Goal: Repeat all of the material below exactly as written, images excluded.
Start Data shown
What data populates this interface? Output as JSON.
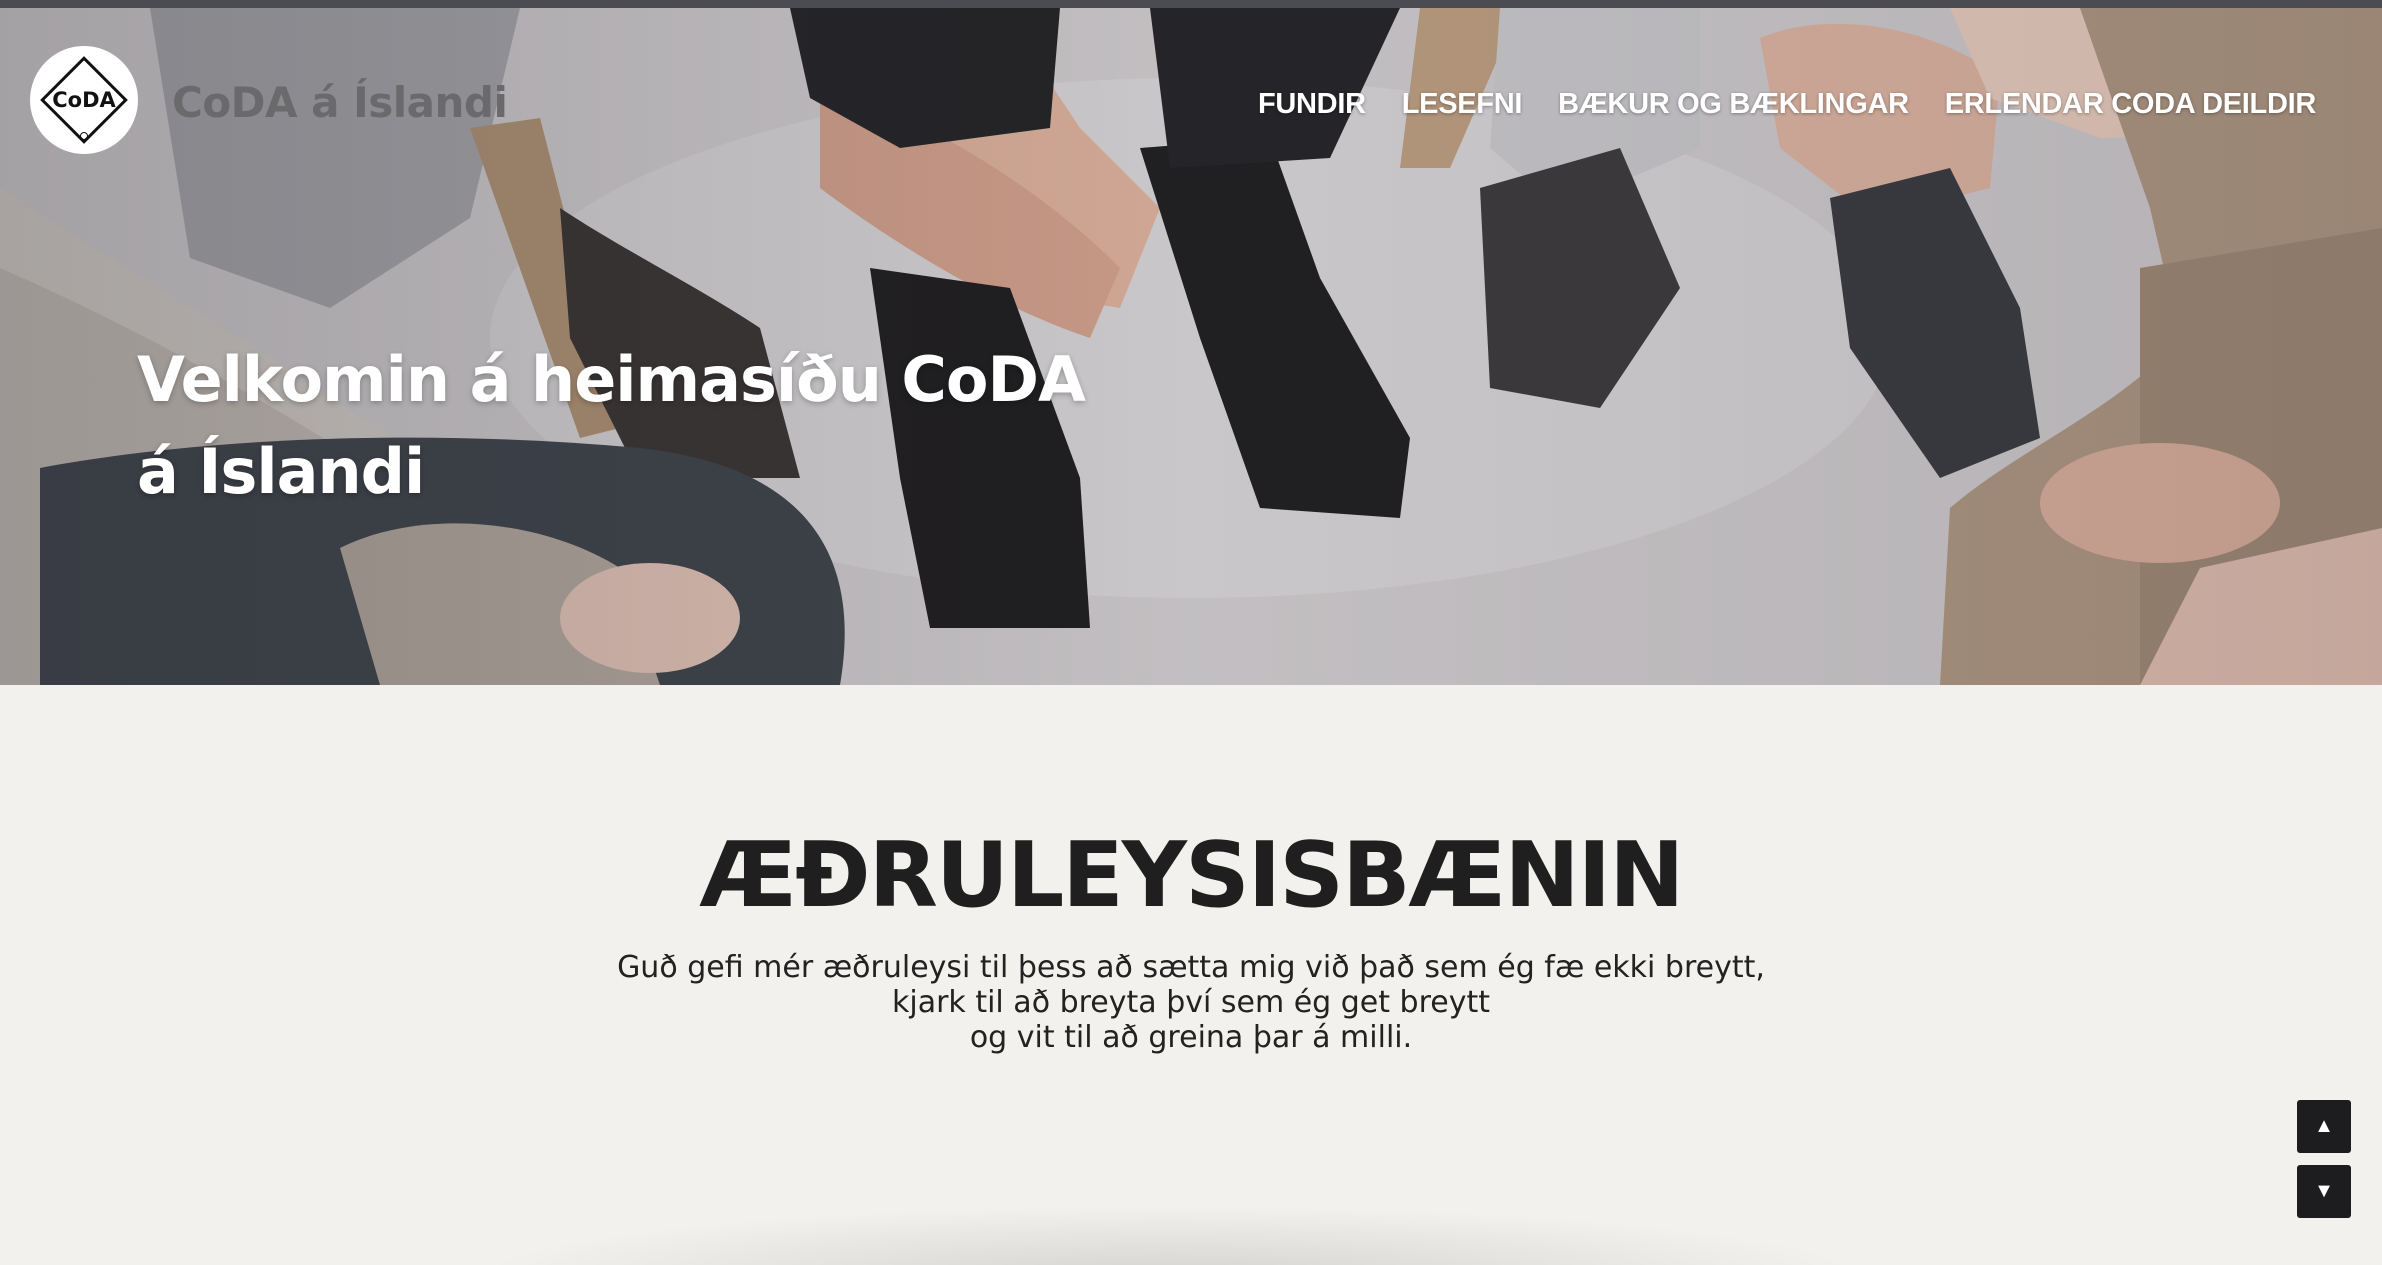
{
  "header": {
    "logo_text": "CoDA",
    "site_name": "CoDA á Íslandi",
    "nav": [
      {
        "label": "FUNDIR"
      },
      {
        "label": "LESEFNI"
      },
      {
        "label": "BÆKUR OG BÆKLINGAR"
      },
      {
        "label": "ERLENDAR CODA DEILDIR"
      }
    ]
  },
  "hero": {
    "title_line1": "Velkomin á heimasíðu CoDA",
    "title_line2": "á Íslandi"
  },
  "main": {
    "heading": "ÆÐRULEYSISBÆNIN",
    "lines": [
      "Guð gefi mér æðruleysi til þess að sætta mig við það sem ég fæ ekki breytt,",
      "kjark til að breyta því sem ég get breytt",
      "og vit til að greina þar á milli."
    ]
  },
  "controls": {
    "scroll_up_icon": "triangle-up-icon",
    "scroll_down_icon": "triangle-down-icon"
  },
  "colors": {
    "background": "#f2f1ed",
    "heading": "#1f1f1f",
    "button": "#1d1d1f",
    "nav_text": "#ffffff"
  }
}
End Data shown
Correct answer:
What data populates this interface? Output as JSON.
{
  "header": {
    "logo_text": "CoDA",
    "site_name": "CoDA á Íslandi",
    "nav": [
      {
        "label": "FUNDIR"
      },
      {
        "label": "LESEFNI"
      },
      {
        "label": "BÆKUR OG BÆKLINGAR"
      },
      {
        "label": "ERLENDAR CODA DEILDIR"
      }
    ]
  },
  "hero": {
    "title_line1": "Velkomin á heimasíðu CoDA",
    "title_line2": "á Íslandi"
  },
  "main": {
    "heading": "ÆÐRULEYSISBÆNIN",
    "lines": [
      "Guð gefi mér æðruleysi til þess að sætta mig við það sem ég fæ ekki breytt,",
      "kjark til að breyta því sem ég get breytt",
      "og vit til að greina þar á milli."
    ]
  },
  "controls": {
    "scroll_up_icon": "triangle-up-icon",
    "scroll_down_icon": "triangle-down-icon"
  },
  "colors": {
    "background": "#f2f1ed",
    "heading": "#1f1f1f",
    "button": "#1d1d1f",
    "nav_text": "#ffffff"
  }
}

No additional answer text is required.